State how many lines of the entries hold the string "this", and nothing more.

— begin Excerpted data —

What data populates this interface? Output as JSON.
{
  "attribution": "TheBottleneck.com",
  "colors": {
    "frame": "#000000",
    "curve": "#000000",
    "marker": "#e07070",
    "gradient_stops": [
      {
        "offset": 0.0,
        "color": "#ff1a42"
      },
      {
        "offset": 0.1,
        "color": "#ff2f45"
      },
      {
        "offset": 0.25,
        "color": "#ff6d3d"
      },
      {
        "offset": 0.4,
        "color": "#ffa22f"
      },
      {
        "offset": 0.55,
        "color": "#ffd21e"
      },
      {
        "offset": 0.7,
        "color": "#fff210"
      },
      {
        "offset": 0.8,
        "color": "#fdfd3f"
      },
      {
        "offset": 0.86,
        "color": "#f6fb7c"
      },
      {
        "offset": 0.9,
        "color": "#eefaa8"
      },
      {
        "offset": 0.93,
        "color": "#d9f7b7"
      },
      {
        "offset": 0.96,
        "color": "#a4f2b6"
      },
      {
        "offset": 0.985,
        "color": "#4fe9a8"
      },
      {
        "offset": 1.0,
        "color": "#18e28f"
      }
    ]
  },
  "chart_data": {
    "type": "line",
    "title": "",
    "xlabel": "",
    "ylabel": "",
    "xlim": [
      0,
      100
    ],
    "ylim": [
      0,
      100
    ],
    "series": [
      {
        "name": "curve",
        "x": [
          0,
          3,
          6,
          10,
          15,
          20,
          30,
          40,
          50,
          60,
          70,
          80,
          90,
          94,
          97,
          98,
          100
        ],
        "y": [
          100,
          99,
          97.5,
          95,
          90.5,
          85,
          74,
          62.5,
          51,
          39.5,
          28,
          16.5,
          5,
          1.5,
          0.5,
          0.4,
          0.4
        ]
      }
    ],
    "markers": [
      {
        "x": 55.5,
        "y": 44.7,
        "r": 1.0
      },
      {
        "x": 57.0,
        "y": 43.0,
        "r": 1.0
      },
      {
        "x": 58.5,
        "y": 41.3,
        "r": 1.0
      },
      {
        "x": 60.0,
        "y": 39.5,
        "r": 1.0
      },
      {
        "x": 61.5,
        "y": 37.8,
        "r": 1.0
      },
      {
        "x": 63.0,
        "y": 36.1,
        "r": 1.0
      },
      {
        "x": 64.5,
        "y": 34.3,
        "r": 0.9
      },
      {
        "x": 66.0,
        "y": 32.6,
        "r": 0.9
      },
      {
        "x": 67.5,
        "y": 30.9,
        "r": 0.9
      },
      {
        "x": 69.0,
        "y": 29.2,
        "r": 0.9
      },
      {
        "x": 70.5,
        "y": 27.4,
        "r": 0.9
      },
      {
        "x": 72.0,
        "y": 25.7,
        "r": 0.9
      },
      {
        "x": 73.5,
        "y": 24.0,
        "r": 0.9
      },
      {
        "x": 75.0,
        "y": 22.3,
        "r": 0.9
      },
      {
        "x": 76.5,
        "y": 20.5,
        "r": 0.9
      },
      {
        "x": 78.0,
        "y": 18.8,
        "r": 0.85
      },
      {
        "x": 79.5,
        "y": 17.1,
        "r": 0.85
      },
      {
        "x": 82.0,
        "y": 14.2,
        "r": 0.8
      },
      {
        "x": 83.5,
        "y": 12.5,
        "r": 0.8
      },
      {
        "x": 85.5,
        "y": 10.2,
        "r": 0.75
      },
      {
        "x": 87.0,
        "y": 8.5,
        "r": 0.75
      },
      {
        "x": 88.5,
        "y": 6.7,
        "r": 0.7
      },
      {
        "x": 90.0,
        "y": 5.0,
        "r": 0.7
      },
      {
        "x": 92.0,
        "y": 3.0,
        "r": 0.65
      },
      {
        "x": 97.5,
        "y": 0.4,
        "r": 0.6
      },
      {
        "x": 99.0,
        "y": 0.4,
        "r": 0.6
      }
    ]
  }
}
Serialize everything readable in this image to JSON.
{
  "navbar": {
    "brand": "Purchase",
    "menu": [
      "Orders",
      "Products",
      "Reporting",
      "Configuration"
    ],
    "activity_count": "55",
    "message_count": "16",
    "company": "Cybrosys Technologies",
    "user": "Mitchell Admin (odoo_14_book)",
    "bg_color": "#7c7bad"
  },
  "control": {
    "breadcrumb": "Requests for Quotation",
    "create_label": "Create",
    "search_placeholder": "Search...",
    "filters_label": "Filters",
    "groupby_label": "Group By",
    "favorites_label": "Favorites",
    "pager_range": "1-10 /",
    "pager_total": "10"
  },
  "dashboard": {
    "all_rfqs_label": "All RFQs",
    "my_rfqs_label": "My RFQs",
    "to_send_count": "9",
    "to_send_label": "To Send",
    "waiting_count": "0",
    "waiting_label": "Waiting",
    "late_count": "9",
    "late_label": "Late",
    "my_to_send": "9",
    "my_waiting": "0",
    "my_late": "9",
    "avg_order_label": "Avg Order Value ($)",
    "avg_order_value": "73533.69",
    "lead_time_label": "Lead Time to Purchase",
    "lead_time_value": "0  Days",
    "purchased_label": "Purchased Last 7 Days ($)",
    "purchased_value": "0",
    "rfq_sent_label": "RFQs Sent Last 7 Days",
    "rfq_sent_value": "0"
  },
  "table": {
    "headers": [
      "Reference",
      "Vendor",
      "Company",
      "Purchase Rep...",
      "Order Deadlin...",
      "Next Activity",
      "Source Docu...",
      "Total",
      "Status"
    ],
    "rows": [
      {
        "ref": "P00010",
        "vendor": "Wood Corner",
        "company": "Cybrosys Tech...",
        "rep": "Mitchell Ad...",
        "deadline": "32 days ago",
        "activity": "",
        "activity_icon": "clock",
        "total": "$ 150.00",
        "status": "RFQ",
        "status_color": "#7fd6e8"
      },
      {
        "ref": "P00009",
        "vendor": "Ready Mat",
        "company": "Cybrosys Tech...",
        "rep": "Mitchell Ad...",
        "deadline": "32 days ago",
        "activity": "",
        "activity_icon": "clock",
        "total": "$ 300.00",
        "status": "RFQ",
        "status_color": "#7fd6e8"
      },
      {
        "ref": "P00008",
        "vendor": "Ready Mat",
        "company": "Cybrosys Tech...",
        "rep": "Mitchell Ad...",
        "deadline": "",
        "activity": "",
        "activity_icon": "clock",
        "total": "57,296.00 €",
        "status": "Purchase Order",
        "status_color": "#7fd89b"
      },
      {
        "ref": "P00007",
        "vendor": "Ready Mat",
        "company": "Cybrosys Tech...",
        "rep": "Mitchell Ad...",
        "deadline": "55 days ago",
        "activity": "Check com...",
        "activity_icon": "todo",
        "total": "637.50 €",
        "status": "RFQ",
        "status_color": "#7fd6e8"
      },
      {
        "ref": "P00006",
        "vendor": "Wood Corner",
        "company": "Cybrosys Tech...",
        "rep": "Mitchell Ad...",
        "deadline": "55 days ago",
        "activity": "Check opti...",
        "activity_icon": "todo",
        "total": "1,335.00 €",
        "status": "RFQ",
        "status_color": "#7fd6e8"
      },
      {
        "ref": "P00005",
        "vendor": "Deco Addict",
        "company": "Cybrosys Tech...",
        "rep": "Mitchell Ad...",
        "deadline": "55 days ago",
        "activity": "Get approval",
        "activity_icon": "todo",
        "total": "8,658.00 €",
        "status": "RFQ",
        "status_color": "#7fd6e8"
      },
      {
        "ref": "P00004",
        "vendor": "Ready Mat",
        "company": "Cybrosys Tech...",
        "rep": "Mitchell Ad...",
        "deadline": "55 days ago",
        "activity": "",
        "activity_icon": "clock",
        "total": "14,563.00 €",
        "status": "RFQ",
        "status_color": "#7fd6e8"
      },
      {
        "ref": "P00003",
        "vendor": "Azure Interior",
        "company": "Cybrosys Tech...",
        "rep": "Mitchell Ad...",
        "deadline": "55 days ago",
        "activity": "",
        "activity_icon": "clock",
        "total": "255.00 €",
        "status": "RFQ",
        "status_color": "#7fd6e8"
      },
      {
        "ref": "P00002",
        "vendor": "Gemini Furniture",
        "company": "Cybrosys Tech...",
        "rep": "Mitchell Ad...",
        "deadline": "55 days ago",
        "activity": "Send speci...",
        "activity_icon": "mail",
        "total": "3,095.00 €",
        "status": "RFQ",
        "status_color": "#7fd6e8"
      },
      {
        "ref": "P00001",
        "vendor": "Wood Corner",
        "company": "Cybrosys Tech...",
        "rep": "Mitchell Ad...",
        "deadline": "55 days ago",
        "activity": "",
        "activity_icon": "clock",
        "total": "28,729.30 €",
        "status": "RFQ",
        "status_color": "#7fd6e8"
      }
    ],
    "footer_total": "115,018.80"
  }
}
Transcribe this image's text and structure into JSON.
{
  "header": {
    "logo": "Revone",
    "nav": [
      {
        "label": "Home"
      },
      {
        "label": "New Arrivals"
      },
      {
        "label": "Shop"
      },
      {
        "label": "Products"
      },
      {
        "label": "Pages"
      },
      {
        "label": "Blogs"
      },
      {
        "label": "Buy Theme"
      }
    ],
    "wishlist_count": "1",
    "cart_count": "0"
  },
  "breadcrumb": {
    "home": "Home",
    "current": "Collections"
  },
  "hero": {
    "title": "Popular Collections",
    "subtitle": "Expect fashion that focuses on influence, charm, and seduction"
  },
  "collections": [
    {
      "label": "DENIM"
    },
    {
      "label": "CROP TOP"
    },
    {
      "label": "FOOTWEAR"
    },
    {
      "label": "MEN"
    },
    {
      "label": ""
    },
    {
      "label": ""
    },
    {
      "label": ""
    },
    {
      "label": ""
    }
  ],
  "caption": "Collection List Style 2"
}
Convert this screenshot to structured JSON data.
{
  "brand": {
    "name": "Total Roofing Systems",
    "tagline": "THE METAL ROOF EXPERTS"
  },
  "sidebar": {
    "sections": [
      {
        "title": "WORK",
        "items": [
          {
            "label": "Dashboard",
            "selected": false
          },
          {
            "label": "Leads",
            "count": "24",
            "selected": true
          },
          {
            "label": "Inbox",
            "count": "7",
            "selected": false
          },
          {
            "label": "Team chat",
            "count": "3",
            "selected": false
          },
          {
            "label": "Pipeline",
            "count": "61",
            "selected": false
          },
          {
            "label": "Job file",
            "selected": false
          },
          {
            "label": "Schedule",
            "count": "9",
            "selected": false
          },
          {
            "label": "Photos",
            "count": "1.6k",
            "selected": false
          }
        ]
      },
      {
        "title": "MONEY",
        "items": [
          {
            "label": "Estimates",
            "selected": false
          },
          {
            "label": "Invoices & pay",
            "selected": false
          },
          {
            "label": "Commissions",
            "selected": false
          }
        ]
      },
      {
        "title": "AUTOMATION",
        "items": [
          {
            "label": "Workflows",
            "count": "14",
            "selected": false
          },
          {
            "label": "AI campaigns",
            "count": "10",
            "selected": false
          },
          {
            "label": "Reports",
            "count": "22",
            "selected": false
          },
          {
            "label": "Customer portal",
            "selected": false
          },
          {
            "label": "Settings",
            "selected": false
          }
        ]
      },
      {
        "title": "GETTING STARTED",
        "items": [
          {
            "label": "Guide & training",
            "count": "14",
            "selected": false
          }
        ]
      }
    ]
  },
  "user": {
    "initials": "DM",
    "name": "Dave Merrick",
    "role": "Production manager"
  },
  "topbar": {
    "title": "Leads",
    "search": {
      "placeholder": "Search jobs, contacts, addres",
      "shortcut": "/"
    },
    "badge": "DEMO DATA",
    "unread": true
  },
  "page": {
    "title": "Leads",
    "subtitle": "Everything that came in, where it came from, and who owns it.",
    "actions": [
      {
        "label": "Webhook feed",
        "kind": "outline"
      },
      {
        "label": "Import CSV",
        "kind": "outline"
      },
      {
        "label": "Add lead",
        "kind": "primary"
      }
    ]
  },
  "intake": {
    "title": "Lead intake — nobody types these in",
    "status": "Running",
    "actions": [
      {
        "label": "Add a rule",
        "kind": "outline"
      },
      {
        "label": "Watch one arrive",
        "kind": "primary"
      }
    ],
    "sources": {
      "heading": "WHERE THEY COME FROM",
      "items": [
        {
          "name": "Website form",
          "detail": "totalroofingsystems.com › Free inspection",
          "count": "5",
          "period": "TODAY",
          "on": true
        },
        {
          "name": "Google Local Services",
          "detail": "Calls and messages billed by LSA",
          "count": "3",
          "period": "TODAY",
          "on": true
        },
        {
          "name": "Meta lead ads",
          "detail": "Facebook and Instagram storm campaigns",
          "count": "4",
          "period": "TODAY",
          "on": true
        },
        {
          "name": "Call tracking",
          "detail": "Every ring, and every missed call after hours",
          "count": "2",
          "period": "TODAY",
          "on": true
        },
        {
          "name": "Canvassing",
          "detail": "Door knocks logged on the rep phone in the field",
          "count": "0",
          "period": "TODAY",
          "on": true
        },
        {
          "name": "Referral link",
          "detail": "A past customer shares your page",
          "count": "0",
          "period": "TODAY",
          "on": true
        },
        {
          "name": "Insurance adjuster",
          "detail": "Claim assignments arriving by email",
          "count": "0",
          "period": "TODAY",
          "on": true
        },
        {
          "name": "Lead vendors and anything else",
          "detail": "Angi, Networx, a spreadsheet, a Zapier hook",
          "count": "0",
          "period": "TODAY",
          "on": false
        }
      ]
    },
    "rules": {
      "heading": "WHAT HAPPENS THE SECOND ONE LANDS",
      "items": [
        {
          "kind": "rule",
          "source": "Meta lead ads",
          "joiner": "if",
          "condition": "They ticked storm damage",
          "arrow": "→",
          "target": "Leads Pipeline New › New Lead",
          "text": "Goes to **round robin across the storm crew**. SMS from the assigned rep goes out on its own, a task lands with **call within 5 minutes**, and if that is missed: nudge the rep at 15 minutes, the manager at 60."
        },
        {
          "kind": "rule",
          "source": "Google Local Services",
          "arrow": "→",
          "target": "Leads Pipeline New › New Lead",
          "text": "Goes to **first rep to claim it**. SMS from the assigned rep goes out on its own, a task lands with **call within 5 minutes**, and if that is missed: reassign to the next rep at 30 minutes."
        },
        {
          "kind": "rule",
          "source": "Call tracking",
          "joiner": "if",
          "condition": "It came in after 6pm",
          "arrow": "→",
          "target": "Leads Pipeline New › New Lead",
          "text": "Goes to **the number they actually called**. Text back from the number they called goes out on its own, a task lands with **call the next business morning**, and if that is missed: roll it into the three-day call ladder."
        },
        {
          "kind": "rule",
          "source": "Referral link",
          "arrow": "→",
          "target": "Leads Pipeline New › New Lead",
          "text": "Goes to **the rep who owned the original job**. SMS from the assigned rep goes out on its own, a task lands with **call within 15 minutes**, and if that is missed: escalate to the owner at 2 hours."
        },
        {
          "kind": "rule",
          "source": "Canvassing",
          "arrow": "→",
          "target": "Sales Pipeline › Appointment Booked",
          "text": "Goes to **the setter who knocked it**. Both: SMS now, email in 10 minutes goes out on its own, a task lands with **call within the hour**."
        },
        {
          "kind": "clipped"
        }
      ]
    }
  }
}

— end Excerpted data —

*Result*:
4